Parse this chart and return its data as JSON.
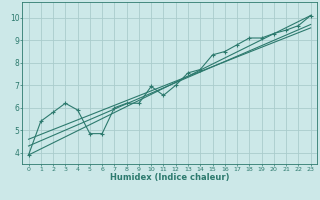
{
  "xlabel": "Humidex (Indice chaleur)",
  "bg_color": "#cce8e8",
  "line_color": "#2d7a6e",
  "grid_color": "#aacccc",
  "xlim": [
    -0.5,
    23.5
  ],
  "ylim": [
    3.5,
    10.7
  ],
  "xticks": [
    0,
    1,
    2,
    3,
    4,
    5,
    6,
    7,
    8,
    9,
    10,
    11,
    12,
    13,
    14,
    15,
    16,
    17,
    18,
    19,
    20,
    21,
    22,
    23
  ],
  "yticks": [
    4,
    5,
    6,
    7,
    8,
    9,
    10
  ],
  "zigzag_x": [
    0,
    1,
    2,
    3,
    4,
    5,
    6,
    7,
    8,
    9,
    10,
    11,
    12,
    13,
    14,
    15,
    16,
    17,
    18,
    19,
    20,
    21,
    22,
    23
  ],
  "zigzag_y": [
    3.9,
    5.4,
    5.8,
    6.2,
    5.9,
    4.85,
    4.85,
    6.0,
    6.2,
    6.2,
    6.95,
    6.55,
    7.0,
    7.55,
    7.7,
    8.35,
    8.5,
    8.8,
    9.1,
    9.1,
    9.3,
    9.45,
    9.65,
    10.1
  ],
  "line1_x": [
    0,
    23
  ],
  "line1_y": [
    3.9,
    10.1
  ],
  "line2_x": [
    0,
    23
  ],
  "line2_y": [
    4.3,
    9.7
  ],
  "line3_x": [
    0,
    23
  ],
  "line3_y": [
    4.6,
    9.55
  ]
}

^^^^^^^^^^^^^^^^

The exercise -> Using the data above, write out every line exactly, leaving the images behind.

Expected output ->
Parse this chart and return its data as JSON.
{
  "xlabel": "Humidex (Indice chaleur)",
  "bg_color": "#cce8e8",
  "line_color": "#2d7a6e",
  "grid_color": "#aacccc",
  "xlim": [
    -0.5,
    23.5
  ],
  "ylim": [
    3.5,
    10.7
  ],
  "xticks": [
    0,
    1,
    2,
    3,
    4,
    5,
    6,
    7,
    8,
    9,
    10,
    11,
    12,
    13,
    14,
    15,
    16,
    17,
    18,
    19,
    20,
    21,
    22,
    23
  ],
  "yticks": [
    4,
    5,
    6,
    7,
    8,
    9,
    10
  ],
  "zigzag_x": [
    0,
    1,
    2,
    3,
    4,
    5,
    6,
    7,
    8,
    9,
    10,
    11,
    12,
    13,
    14,
    15,
    16,
    17,
    18,
    19,
    20,
    21,
    22,
    23
  ],
  "zigzag_y": [
    3.9,
    5.4,
    5.8,
    6.2,
    5.9,
    4.85,
    4.85,
    6.0,
    6.2,
    6.2,
    6.95,
    6.55,
    7.0,
    7.55,
    7.7,
    8.35,
    8.5,
    8.8,
    9.1,
    9.1,
    9.3,
    9.45,
    9.65,
    10.1
  ],
  "line1_x": [
    0,
    23
  ],
  "line1_y": [
    3.9,
    10.1
  ],
  "line2_x": [
    0,
    23
  ],
  "line2_y": [
    4.3,
    9.7
  ],
  "line3_x": [
    0,
    23
  ],
  "line3_y": [
    4.6,
    9.55
  ]
}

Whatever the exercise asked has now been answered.